**抜粋本文:**
+ + + +

需要曲線は成り立たない

経済学における均衡信仰4」までを整理し、少しわかりやすく説明しよう。まず、需要曲線から。
需要量は、より正確に呼ぶと、時間当たり需要量であり、時間当たりの変化の量であるフローである。供給量も同様にフローである。1年間の需要量と1日の供給量とが等しくても、需要量と供給量とが等しいとは呼ばない。需要量と供給量とが等しいと呼ぶのは、同じ時間(期間)における需要量と供給量とが等しい場合である。そもそも、1時間なのか、1週間なのか、1年なのか、期間が定まらないと数量も定まらない。
需要や供給は取引、売買というレベルから見ると随所に不連続性がでてくる。各個人は、ある商品を365日、24時間買っているわけではない。買うのは、せいぜい、1日に1回とか、1週間に1回とかである。売る方も、24時間開いているコンビニでも商品が運びこまれるのは、1日に数回である。電気や都市ガス、水道も、契約というレベルからすると1箇月単位とか取引自体は不連続である。
1週間に1回買うということは、1日は買うが、残りの6日は買わないということである。残りの6日は需要が0(ゼロ)であるということである。1日1回買うということは、1時間は買うが、残りの23時間は買わないということである。残りの23時間は需要が0であるということである。ある価格における個人の需要は、周期的なパルスとなる。そしてその周期は個人により異なる。
5人いて各々、ある商品を5日、6日、7日、8日、9日毎に1個買うとしよう。この時、この5人の買う量の合計は、0個から5個まで2,520日周期で変動する。完全に規則正しく買っていてもこのように予測困難な変動が発生する。現実には、病気になったり旅行に行ったりするので、完全に規則正しく買うことはない。周期も、1日の倍数である数とは限らない。7日ではなく、6.9日かもしれないし、7.01日かもしれない。
時間当たり需要量は、このようにランダムに値が変動する。条件が一定で、価格が決まっていても時間当たり需要量は変動する。需要曲線は成り立たない。

+ + + +

**提供資料:**
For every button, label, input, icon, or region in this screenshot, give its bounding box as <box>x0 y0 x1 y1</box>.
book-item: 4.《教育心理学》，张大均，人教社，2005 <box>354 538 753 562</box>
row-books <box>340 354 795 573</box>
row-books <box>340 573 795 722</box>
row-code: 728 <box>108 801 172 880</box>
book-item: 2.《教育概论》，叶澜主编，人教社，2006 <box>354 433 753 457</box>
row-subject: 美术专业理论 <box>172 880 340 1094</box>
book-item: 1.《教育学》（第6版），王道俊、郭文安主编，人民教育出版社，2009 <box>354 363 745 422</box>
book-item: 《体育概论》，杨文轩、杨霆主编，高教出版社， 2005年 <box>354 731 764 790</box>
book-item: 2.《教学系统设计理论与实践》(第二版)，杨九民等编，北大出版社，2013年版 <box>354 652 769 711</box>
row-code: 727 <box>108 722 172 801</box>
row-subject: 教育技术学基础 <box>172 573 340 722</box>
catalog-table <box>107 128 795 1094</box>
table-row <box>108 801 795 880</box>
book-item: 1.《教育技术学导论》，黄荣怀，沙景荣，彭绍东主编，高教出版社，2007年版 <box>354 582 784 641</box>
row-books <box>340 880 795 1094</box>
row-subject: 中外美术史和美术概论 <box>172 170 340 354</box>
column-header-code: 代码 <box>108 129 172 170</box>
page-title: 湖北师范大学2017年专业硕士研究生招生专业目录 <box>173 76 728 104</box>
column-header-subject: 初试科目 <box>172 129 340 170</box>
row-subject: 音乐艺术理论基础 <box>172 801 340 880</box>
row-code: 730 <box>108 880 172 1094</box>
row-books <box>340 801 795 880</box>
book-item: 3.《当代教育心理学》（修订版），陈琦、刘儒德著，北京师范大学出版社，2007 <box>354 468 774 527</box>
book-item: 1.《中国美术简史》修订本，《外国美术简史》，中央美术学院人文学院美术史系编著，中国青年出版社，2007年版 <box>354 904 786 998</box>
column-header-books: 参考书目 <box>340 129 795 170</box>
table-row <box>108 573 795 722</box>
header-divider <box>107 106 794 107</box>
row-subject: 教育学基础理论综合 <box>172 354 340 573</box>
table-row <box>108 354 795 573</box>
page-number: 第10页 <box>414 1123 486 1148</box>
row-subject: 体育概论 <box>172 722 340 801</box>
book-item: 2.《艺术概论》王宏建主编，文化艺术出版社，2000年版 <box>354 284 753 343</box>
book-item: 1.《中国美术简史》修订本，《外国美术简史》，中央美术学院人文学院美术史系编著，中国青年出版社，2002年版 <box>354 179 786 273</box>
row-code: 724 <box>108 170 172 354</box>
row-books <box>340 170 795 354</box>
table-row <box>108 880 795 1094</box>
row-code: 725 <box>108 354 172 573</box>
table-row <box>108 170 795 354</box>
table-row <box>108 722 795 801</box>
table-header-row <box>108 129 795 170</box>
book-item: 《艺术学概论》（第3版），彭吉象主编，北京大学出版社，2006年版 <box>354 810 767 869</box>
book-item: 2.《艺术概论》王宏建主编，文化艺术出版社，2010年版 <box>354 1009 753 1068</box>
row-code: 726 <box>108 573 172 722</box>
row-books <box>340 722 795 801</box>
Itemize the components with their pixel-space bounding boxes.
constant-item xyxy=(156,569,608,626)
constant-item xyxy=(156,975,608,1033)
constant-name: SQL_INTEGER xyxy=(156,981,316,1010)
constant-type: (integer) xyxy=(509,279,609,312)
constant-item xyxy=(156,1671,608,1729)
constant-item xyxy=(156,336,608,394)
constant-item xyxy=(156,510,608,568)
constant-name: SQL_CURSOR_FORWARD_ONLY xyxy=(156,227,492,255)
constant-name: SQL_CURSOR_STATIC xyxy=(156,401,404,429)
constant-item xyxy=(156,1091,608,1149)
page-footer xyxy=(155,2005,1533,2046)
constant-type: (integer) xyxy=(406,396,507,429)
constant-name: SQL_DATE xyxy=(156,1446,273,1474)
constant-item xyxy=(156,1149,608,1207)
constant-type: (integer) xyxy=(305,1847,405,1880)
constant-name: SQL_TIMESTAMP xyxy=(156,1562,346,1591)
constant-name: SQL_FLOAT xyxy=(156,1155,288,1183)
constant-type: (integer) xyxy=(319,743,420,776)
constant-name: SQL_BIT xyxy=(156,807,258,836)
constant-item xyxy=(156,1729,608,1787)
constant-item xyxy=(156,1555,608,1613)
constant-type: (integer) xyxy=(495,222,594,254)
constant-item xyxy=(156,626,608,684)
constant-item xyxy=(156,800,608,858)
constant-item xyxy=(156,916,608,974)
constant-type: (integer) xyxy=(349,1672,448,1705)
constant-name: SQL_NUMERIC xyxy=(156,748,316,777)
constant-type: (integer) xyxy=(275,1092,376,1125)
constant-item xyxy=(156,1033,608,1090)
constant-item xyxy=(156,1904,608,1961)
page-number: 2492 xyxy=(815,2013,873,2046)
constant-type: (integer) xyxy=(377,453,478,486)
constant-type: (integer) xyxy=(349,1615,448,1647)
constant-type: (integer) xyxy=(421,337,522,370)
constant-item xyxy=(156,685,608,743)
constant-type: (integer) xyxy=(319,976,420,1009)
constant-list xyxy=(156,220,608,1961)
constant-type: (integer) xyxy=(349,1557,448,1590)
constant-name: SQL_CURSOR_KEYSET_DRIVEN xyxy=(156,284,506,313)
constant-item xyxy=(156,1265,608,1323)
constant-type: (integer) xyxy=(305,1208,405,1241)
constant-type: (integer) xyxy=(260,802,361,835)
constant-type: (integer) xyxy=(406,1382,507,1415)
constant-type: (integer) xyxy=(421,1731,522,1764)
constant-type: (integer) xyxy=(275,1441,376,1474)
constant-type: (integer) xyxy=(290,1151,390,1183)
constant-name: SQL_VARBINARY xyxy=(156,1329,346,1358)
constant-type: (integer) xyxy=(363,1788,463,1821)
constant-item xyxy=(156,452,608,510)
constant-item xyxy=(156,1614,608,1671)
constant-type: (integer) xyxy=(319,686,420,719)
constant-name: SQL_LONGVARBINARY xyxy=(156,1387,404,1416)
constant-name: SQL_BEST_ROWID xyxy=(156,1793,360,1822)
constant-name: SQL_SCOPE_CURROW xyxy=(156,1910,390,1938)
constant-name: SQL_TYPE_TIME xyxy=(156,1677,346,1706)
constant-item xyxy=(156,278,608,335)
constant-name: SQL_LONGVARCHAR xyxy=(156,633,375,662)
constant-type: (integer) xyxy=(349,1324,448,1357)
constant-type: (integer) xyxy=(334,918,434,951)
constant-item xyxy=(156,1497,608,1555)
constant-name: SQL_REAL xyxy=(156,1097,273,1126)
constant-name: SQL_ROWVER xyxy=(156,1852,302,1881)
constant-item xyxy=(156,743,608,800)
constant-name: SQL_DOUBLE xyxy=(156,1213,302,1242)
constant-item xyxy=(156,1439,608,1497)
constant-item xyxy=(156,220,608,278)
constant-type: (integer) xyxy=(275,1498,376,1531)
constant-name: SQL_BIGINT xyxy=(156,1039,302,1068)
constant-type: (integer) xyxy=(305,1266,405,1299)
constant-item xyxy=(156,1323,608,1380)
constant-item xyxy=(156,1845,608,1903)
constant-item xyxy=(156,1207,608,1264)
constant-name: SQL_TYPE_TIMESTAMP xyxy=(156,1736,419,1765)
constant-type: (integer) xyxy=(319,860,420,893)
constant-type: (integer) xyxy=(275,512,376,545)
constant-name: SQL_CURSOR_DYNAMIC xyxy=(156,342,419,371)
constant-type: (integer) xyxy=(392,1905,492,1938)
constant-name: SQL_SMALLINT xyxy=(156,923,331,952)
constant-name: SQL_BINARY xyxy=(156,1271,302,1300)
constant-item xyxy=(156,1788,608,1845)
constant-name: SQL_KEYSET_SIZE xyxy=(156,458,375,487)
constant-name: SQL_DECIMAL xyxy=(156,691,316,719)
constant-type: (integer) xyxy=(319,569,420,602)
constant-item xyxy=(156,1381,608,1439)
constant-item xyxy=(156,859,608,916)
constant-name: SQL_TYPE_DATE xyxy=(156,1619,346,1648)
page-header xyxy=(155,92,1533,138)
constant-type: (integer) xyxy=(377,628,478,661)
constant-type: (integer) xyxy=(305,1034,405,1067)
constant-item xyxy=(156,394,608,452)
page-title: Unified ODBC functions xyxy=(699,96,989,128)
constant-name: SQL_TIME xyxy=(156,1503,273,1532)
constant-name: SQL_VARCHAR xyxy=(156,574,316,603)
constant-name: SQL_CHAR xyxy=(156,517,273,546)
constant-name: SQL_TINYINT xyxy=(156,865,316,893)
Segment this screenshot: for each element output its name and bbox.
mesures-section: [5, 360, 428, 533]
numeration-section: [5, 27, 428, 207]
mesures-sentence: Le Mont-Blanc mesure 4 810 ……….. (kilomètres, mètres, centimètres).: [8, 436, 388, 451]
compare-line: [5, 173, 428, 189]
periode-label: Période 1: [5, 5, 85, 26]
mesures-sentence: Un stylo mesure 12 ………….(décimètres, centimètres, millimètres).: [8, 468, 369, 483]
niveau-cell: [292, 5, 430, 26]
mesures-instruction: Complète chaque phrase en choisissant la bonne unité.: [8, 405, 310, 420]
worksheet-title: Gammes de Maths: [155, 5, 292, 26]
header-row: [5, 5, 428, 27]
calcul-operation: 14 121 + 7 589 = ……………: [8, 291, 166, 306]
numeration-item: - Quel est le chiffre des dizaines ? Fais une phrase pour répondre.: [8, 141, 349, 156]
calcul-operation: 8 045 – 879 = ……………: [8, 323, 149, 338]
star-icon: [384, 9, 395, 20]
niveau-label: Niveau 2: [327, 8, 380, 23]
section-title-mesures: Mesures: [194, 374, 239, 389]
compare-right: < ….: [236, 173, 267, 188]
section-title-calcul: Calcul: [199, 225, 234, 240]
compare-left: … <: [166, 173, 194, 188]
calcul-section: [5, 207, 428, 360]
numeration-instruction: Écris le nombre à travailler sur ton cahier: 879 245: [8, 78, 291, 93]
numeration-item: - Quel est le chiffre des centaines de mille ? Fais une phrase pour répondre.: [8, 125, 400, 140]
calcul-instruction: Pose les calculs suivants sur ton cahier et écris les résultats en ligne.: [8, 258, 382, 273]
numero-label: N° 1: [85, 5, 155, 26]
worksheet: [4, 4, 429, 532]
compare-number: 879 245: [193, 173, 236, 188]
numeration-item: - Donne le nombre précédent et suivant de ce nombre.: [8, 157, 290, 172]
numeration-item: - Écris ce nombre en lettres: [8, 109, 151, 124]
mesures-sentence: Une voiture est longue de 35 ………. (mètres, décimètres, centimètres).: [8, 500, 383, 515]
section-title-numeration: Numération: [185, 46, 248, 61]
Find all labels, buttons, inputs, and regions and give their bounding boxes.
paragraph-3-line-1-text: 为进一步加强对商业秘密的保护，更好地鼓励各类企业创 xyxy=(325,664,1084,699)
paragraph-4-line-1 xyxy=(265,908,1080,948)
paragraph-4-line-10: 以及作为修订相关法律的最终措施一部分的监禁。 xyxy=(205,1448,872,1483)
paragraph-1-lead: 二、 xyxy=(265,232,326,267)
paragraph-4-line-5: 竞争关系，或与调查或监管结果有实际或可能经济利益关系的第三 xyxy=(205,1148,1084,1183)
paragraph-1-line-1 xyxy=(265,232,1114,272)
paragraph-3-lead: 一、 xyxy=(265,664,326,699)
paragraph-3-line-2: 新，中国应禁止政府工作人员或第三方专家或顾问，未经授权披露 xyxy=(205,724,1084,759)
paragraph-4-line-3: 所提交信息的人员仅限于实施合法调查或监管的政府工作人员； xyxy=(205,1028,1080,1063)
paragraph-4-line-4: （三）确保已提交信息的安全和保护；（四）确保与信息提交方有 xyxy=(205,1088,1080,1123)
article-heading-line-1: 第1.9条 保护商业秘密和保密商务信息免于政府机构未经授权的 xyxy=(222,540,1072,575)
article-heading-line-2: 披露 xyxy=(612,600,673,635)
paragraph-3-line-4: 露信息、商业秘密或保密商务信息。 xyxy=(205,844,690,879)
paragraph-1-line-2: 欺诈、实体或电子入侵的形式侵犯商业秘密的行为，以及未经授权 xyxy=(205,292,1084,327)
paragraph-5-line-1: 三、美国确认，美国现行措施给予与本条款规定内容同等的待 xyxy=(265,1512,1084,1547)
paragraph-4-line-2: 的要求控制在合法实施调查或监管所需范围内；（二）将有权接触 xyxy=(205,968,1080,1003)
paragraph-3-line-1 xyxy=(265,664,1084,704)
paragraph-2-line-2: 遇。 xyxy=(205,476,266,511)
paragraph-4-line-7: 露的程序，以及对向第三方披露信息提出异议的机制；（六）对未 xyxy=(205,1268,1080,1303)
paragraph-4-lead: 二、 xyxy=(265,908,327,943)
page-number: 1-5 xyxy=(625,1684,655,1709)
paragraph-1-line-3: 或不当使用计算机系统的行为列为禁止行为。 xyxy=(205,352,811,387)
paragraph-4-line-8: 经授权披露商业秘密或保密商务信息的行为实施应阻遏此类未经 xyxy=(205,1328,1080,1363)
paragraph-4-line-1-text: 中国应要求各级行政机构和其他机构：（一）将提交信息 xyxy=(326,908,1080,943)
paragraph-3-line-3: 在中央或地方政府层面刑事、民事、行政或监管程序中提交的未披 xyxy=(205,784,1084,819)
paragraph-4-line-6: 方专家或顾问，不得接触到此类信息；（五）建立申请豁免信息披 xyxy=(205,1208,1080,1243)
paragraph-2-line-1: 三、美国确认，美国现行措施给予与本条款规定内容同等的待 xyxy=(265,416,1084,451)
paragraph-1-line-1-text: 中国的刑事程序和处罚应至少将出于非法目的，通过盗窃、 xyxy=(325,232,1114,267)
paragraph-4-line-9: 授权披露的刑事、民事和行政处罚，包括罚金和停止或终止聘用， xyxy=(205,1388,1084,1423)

+ + + +

**課題 A:** 抜粋本文の例で、5人の買う量の合計は何日周期で変動するとされていますか。
**課題 B:** 抜粋本文の例で、5人がそれぞれ商品を1個買う間隔として挙げられている日数をすべて列挙してください。
**課題 C:** 抜粋本文から、「需要や供給は取引、売買という」を含む語句で始まり「し、7.01日かもしれない。」で終わる部分を、一字一句違えずに抜き出してください。
上記の一覧は抜粋本文の内容とは関係がありません。

**最終解答 A:** 2,520日周期です。

**最終解答 B:** 5日、6日、7日、8日、9日

**最終解答 C:**
需要や供給は取引、売買というレベルから見ると随所に不連続性がでてくる。各個人は、ある商品を365日、24時間買っているわけではない。買うのは、せいぜい、1日に1回とか、1週間に1回とかである。売る方も、24時間開いているコンビニでも商品が運びこまれるのは、1日に数回である。電気や都市ガス、水道も、契約というレベルからすると1箇月単位とか取引自体は不連続である。
1週間に1回買うということは、1日は買うが、残りの6日は買わないということである。残りの6日は需要が0(ゼロ)であるということである。1日1回買うということは、1時間は買うが、残りの23時間は買わないということである。残りの23時間は需要が0であるということである。ある価格における個人の需要は、周期的なパルスとなる。そしてその周期は個人により異なる。
5人いて各々、ある商品を5日、6日、7日、8日、9日毎に1個買うとしよう。この時、この5人の買う量の合計は、0個から5個まで2,520日周期で変動する。完全に規則正しく買っていてもこのように予測困難な変動が発生する。現実には、病気になったり旅行に行ったりするので、完全に規則正しく買うことはない。周期も、1日の倍数である数とは限らない。7日ではなく、6.9日かもしれないし、7.01日かもしれない。